TASK DESCRIPTION = Find every line in the records below that holds the word "осуществление", and copy it out.

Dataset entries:
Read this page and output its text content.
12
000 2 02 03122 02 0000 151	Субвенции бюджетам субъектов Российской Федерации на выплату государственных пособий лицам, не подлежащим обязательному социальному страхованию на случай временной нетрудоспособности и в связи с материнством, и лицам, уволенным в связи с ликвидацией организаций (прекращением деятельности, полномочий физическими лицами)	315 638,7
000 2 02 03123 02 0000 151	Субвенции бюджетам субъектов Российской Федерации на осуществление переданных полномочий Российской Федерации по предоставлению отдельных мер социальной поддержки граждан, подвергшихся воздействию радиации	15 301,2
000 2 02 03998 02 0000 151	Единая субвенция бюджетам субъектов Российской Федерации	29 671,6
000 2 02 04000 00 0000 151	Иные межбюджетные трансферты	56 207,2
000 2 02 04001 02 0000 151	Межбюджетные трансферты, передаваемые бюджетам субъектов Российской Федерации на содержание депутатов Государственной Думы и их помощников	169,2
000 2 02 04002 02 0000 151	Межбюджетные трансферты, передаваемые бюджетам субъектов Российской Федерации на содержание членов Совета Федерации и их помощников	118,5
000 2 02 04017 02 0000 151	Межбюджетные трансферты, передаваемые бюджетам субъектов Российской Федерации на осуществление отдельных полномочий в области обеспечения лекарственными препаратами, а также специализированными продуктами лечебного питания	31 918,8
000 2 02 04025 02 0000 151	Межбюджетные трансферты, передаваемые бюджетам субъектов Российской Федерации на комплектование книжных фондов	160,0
==
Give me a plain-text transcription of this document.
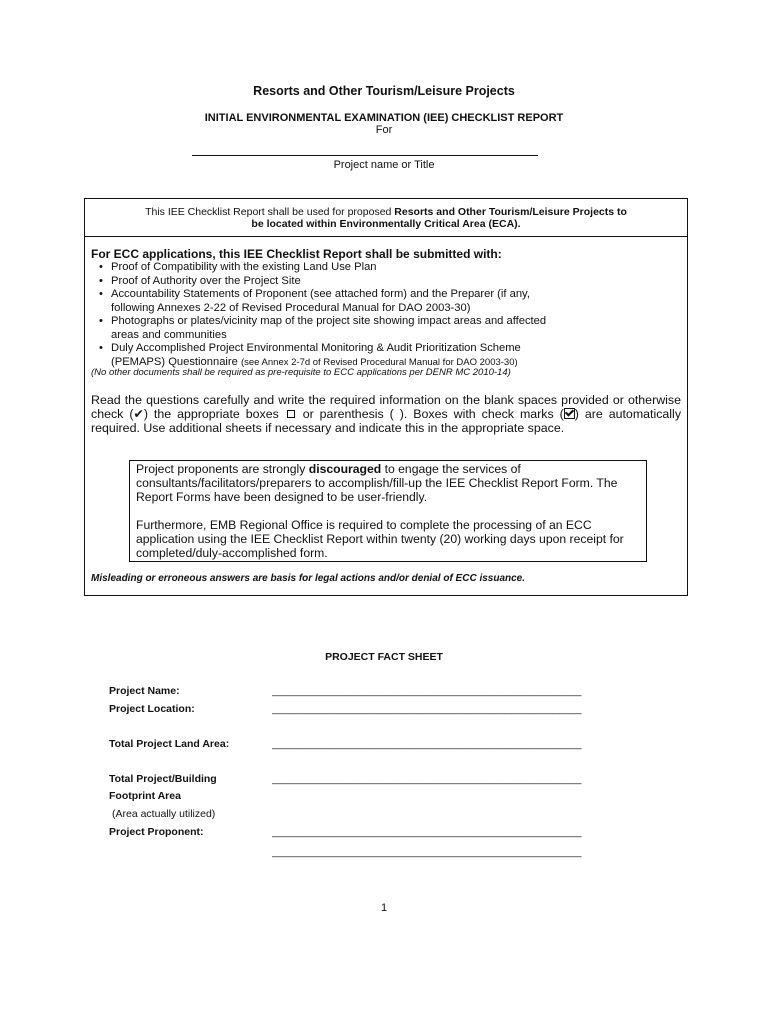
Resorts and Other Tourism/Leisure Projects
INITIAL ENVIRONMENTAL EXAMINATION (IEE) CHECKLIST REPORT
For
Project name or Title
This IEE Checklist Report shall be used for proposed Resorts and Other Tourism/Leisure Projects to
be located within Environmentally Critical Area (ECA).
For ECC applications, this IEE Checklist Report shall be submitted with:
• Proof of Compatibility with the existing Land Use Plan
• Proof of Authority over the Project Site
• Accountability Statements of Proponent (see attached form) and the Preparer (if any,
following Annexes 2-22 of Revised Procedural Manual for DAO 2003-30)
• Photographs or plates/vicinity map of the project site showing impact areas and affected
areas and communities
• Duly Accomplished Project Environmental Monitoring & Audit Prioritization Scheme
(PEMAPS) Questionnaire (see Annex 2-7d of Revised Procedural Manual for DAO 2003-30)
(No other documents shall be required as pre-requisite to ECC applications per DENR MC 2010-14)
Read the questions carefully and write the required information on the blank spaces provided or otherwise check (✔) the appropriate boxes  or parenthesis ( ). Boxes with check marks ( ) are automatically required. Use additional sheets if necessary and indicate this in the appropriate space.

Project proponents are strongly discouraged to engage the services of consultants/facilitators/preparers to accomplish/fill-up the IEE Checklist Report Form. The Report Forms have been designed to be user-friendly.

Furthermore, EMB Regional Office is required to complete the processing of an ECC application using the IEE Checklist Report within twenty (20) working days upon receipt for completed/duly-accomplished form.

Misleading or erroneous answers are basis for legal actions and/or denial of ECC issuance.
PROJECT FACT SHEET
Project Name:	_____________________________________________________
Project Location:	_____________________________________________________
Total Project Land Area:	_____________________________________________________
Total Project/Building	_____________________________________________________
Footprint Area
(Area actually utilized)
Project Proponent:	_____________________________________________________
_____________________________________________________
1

WRITTEN SOLUTION =
000 2 02 03123 02 0000 151	Субвенции бюджетам субъектов Российской Федерации на осуществление переданных полномочий Российской Федерации по предоставлению отдельных мер социальной поддержки граждан, подвергшихся воздействию радиации	15 301,2
000 2 02 04017 02 0000 151	Межбюджетные трансферты, передаваемые бюджетам субъектов Российской Федерации на осуществление отдельных полномочий в области обеспечения лекарственными препаратами, а также специализированными продуктами лечебного питания	31 918,8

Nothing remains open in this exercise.